Material for this exercise
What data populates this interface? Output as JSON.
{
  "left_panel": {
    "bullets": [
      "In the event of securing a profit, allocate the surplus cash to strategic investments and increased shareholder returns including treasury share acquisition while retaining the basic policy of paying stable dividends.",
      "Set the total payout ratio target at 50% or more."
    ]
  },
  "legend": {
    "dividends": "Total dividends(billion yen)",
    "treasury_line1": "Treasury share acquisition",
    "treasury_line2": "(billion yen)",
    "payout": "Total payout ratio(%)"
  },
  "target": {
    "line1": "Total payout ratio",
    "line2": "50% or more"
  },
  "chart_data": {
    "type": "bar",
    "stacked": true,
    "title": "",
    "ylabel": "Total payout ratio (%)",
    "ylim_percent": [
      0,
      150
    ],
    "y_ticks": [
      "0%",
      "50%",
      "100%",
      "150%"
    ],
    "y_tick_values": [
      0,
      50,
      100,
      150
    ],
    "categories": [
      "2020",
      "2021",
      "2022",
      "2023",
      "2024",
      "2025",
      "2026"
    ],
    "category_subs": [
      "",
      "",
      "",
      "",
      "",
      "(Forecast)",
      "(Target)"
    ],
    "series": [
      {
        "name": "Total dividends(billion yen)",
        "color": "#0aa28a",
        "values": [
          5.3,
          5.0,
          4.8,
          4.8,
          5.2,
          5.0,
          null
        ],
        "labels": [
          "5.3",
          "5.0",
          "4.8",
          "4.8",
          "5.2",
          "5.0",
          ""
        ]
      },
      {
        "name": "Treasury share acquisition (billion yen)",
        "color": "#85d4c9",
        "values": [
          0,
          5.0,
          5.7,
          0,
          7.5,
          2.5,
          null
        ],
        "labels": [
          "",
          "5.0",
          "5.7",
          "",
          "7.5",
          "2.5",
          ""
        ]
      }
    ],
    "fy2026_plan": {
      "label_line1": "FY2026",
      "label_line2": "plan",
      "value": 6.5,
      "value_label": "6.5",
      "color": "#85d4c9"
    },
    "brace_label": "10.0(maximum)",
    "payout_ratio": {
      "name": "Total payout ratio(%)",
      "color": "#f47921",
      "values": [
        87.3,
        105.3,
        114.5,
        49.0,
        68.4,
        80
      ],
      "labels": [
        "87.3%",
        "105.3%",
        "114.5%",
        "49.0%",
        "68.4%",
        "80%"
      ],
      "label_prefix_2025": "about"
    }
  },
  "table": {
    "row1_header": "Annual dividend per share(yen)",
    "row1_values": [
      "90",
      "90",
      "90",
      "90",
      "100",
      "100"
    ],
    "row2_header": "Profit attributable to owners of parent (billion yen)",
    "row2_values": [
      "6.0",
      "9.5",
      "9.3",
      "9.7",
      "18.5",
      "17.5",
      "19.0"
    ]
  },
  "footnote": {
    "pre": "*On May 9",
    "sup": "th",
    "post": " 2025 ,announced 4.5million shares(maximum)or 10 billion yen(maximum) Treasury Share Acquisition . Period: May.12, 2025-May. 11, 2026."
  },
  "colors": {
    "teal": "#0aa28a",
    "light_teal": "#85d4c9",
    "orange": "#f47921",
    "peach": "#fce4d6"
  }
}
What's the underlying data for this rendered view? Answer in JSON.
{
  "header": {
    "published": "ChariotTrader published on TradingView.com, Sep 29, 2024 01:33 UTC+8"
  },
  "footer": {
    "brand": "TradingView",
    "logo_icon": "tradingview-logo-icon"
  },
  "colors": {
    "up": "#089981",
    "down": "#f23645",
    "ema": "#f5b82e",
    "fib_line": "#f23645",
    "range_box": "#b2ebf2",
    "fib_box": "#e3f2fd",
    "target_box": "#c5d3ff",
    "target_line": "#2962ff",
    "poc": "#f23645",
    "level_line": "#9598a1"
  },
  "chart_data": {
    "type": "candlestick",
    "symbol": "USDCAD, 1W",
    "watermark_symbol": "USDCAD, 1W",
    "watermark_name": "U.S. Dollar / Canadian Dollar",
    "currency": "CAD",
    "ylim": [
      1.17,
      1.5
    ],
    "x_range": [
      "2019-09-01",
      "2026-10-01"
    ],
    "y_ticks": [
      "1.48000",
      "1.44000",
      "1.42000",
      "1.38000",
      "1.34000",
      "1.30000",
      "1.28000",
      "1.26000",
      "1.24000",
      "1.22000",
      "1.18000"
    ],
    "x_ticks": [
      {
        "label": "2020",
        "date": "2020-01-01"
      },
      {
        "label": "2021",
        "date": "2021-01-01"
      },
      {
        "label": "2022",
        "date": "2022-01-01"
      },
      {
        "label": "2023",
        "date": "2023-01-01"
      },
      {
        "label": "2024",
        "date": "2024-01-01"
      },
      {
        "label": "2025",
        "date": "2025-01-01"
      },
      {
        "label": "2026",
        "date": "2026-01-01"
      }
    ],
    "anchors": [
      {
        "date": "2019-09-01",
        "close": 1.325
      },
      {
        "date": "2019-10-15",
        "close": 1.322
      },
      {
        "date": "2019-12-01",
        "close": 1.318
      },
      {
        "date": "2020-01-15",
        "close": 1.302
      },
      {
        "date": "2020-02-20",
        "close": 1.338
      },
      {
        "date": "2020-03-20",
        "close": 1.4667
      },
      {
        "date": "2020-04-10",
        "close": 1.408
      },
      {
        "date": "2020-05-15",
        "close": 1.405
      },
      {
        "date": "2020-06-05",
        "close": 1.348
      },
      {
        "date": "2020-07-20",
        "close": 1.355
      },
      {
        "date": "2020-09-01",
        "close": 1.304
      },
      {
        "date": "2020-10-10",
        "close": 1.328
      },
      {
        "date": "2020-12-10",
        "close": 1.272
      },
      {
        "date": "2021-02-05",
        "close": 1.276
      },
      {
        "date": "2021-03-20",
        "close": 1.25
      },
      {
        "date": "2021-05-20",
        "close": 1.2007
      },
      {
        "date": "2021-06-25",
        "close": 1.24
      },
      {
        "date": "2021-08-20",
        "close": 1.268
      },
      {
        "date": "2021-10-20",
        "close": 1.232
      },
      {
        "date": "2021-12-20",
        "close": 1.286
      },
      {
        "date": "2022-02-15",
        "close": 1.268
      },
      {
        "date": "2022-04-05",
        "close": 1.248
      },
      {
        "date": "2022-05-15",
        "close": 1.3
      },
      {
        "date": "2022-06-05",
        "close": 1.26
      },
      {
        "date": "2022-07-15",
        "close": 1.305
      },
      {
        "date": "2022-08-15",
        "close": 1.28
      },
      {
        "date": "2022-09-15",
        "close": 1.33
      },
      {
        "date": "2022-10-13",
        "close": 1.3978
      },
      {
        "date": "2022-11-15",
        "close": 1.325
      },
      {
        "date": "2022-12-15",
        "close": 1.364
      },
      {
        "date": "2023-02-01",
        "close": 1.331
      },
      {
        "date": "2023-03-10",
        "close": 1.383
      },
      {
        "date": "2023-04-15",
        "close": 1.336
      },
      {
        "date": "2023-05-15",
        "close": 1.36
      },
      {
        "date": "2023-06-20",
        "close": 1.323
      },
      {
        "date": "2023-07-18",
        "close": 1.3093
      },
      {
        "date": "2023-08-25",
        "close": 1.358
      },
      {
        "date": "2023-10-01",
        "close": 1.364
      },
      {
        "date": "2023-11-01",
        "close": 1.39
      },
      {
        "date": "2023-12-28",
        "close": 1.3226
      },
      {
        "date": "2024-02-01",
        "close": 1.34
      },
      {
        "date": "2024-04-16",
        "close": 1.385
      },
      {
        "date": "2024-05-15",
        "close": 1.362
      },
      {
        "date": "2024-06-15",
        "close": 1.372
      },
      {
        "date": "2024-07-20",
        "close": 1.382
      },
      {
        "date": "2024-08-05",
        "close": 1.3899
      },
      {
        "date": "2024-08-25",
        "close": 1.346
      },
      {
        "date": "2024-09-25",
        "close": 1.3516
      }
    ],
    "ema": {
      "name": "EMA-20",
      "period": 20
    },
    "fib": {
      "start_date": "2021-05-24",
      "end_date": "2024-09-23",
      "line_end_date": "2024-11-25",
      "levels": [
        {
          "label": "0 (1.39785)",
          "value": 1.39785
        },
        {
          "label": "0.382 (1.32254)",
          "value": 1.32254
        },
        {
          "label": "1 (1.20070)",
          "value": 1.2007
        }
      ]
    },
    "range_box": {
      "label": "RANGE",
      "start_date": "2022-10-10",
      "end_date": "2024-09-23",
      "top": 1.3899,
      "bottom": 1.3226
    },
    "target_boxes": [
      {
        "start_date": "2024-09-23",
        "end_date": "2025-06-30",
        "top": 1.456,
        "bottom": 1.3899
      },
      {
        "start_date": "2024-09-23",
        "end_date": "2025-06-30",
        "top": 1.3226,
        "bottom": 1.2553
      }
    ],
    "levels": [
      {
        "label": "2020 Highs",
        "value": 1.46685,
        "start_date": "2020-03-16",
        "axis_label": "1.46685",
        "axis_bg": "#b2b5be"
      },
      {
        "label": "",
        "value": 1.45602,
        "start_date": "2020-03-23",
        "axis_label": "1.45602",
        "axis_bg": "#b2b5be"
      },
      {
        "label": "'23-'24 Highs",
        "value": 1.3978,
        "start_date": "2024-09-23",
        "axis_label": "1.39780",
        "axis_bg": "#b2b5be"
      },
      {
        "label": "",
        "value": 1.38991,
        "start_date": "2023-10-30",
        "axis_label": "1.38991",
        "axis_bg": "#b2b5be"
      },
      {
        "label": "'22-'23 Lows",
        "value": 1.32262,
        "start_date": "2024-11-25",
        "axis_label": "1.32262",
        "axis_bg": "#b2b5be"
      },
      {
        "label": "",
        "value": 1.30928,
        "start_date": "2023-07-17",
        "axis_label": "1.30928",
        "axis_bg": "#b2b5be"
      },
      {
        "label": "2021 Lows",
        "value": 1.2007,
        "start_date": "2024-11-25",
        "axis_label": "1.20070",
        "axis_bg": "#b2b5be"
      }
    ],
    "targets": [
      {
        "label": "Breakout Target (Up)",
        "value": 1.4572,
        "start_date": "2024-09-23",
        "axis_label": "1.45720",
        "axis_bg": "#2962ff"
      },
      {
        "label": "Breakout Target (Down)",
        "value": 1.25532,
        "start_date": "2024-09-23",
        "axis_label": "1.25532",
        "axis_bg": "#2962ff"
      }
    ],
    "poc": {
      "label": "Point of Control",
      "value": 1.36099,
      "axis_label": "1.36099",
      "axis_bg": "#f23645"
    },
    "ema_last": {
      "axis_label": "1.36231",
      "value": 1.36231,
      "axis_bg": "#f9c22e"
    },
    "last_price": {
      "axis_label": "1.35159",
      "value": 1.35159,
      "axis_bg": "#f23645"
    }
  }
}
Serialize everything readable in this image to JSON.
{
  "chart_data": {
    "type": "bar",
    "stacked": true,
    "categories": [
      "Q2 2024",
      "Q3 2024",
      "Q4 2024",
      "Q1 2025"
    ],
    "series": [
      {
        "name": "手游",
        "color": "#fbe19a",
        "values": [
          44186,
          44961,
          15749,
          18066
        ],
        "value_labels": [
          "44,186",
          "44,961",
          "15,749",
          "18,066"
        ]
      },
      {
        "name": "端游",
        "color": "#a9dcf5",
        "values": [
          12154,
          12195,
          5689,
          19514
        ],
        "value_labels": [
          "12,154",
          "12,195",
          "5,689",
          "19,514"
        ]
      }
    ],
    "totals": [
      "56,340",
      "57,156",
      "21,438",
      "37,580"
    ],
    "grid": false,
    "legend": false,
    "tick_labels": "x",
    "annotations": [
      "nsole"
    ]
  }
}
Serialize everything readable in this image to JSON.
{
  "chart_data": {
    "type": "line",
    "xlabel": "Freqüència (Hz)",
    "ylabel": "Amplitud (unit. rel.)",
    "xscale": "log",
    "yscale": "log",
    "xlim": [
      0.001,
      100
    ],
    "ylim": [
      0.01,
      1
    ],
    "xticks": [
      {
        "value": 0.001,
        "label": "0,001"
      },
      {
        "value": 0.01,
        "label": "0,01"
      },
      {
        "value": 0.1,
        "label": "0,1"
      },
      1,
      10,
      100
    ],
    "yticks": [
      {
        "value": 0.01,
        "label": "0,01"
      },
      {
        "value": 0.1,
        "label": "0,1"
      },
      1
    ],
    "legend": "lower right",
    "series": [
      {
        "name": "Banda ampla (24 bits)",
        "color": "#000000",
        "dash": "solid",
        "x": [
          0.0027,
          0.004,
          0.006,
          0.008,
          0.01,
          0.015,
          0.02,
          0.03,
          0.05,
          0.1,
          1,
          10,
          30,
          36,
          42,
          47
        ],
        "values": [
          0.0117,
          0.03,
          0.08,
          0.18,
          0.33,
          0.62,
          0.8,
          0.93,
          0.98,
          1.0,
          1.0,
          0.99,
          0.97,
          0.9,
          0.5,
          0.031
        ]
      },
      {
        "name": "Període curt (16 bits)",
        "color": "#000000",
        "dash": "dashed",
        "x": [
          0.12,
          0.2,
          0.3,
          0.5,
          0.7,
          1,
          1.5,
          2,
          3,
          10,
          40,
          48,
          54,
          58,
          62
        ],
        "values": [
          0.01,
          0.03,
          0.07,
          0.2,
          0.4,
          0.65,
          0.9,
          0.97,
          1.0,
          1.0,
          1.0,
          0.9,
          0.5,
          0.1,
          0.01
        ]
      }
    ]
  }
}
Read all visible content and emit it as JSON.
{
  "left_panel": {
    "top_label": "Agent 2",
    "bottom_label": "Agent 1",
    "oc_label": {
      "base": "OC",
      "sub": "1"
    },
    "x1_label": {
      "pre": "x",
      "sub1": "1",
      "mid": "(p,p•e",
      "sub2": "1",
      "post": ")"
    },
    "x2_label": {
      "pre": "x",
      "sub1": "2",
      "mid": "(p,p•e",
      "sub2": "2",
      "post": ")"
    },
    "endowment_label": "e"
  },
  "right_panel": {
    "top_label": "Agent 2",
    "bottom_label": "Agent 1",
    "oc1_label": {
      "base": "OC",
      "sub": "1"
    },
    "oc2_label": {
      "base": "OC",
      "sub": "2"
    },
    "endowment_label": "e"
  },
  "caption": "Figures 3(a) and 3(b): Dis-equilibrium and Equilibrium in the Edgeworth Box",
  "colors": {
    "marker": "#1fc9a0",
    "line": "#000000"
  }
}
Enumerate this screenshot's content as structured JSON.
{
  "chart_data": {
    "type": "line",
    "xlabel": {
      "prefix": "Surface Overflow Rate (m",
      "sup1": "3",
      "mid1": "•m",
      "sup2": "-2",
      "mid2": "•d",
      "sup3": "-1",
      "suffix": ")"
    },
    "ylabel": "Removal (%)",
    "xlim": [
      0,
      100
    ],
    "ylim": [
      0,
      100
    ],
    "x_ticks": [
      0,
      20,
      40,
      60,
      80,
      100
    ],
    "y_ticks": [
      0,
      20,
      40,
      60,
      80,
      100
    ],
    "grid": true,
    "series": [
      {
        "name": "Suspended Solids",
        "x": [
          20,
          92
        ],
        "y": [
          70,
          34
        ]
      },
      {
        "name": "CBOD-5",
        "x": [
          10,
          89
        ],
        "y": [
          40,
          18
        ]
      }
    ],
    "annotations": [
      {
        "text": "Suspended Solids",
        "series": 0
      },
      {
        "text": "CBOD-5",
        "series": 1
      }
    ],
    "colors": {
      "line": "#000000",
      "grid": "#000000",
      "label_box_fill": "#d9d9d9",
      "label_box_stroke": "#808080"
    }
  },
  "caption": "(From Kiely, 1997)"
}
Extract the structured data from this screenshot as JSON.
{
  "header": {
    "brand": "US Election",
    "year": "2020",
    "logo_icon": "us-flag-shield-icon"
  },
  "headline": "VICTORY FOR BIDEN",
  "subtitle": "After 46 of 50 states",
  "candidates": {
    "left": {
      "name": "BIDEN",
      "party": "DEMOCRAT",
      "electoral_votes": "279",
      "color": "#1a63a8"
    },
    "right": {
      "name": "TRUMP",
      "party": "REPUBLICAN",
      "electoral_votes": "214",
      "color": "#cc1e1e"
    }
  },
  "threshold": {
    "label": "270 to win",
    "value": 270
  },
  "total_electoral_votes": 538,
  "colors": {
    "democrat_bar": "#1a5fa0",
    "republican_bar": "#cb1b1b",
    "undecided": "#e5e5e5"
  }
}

What is being asked
Starting with the line that contains "Extract the structured", print each line through the last one in the listing. Include both end lines and add nothing.

Exercise answer
Extract the structured data from this screenshot as JSON.
{
  "header": {
    "brand": "US Election",
    "year": "2020",
    "logo_icon": "us-flag-shield-icon"
  },
  "headline": "VICTORY FOR BIDEN",
  "subtitle": "After 46 of 50 states",
  "candidates": {
    "left": {
      "name": "BIDEN",
      "party": "DEMOCRAT",
      "electoral_votes": "279",
      "color": "#1a63a8"
    },
    "right": {
      "name": "TRUMP",
      "party": "REPUBLICAN",
      "electoral_votes": "214",
      "color": "#cc1e1e"
    }
  },
  "threshold": {
    "label": "270 to win",
    "value": 270
  },
  "total_electoral_votes": 538,
  "colors": {
    "democrat_bar": "#1a5fa0",
    "republican_bar": "#cb1b1b",
    "undecided": "#e5e5e5"
  }
}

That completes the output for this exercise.